- Exercise aim: Pick out all lines of the entries that include the word "icon" and copy them.

((

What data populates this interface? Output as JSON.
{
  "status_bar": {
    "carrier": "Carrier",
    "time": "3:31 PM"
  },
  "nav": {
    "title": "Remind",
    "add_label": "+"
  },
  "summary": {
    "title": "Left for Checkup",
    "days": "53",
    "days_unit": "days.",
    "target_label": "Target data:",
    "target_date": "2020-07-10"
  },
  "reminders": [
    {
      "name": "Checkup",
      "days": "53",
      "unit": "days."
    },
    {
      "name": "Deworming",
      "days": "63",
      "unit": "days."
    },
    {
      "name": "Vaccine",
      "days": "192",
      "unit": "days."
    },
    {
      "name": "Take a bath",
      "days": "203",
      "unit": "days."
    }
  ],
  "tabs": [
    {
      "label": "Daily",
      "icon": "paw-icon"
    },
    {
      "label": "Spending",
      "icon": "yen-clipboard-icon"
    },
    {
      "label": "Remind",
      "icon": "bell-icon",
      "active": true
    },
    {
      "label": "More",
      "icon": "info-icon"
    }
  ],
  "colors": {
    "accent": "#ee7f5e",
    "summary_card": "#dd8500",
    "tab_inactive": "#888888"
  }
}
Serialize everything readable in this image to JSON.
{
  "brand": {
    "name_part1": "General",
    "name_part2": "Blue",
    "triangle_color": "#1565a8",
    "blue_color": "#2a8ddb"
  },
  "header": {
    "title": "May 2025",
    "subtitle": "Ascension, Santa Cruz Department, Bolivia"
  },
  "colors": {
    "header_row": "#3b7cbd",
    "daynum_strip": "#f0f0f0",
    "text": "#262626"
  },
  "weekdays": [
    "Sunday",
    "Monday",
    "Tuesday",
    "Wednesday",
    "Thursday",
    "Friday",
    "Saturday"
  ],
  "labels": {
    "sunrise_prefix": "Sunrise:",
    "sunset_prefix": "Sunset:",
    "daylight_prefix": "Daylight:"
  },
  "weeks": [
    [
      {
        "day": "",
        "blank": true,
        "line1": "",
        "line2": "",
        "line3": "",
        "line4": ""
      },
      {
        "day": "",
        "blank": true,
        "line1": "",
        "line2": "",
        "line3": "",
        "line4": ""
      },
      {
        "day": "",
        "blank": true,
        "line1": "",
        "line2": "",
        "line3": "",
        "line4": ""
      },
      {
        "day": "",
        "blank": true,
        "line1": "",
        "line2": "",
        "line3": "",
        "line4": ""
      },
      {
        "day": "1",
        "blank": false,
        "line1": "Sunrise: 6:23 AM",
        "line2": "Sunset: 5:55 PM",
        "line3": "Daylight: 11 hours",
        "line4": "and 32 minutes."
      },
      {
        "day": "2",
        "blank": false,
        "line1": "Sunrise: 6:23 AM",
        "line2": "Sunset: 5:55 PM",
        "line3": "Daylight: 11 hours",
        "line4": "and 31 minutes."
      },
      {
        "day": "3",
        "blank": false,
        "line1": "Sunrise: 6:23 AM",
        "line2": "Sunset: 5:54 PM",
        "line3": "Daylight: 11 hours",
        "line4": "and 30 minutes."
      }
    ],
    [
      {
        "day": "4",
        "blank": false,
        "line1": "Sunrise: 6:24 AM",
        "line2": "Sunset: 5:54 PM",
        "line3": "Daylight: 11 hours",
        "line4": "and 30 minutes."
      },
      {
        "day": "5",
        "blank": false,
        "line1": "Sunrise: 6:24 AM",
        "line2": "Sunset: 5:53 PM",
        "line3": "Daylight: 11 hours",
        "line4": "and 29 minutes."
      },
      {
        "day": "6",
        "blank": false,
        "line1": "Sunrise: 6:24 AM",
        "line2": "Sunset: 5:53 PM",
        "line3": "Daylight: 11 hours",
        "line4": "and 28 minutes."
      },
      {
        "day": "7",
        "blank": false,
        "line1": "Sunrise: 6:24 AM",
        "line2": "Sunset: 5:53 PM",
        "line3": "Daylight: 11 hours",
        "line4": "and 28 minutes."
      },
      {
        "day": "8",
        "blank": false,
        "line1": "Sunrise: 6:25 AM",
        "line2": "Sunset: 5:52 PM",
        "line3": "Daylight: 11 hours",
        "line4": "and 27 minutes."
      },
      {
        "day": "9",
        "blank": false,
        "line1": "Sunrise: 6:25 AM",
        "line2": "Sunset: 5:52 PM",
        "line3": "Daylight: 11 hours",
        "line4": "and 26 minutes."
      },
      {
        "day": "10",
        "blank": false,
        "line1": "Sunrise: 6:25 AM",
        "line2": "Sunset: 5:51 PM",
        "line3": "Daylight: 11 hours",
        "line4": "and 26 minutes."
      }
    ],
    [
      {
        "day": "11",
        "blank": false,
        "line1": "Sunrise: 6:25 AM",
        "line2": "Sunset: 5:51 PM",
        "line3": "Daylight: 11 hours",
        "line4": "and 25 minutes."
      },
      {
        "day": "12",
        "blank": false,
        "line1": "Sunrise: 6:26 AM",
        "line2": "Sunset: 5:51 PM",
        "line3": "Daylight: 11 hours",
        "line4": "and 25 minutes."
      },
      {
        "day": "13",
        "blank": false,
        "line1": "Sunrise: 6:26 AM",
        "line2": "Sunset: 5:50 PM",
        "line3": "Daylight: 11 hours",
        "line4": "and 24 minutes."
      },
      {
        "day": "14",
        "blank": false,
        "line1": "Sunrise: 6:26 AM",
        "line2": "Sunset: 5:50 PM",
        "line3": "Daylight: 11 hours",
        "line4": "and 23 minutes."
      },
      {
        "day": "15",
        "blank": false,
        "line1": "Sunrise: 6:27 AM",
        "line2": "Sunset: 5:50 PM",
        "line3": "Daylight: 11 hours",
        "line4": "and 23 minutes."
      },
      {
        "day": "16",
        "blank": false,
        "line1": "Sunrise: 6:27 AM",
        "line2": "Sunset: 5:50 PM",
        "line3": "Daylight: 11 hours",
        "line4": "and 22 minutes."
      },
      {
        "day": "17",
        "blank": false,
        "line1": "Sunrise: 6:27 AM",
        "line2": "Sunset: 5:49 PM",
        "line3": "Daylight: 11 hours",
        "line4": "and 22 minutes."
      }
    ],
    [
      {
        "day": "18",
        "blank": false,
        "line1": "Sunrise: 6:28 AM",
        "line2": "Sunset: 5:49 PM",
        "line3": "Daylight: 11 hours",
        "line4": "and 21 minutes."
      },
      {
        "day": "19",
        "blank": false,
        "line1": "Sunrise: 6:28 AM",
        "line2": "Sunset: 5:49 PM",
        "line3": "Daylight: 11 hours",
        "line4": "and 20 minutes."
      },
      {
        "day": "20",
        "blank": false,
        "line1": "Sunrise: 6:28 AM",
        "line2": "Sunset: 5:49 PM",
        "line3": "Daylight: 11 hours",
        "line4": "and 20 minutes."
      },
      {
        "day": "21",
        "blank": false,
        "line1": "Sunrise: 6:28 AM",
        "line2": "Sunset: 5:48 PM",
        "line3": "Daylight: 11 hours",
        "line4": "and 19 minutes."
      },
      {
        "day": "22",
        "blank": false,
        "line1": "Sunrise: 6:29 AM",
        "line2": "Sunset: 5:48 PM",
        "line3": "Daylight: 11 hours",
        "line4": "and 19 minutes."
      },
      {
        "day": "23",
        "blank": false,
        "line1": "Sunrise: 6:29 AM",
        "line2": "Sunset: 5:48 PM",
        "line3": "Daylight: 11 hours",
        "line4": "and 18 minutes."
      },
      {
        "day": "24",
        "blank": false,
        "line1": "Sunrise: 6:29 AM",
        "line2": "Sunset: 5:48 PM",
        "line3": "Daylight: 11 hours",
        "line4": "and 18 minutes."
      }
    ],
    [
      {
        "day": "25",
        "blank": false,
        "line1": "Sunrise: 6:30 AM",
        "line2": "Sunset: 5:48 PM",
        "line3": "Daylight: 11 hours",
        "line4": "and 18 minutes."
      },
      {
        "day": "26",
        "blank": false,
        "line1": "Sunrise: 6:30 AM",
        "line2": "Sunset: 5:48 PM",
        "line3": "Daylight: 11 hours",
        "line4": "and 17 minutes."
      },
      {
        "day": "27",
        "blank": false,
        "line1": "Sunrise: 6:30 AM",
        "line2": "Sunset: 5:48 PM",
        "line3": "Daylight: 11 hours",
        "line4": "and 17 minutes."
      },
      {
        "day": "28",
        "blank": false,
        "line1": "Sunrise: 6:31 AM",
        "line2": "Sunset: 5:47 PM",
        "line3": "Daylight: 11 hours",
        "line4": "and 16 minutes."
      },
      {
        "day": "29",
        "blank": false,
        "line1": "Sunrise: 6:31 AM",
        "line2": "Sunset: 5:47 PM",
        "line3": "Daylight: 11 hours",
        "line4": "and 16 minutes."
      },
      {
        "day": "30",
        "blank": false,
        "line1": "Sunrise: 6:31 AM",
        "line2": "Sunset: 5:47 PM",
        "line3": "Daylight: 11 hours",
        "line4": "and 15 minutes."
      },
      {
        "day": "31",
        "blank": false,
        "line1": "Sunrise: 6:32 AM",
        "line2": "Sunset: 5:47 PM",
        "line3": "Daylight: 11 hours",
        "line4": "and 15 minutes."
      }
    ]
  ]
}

))

- Response below:
      "icon": "paw-icon"
      "icon": "yen-clipboard-icon"
      "icon": "bell-icon",
      "icon": "info-icon"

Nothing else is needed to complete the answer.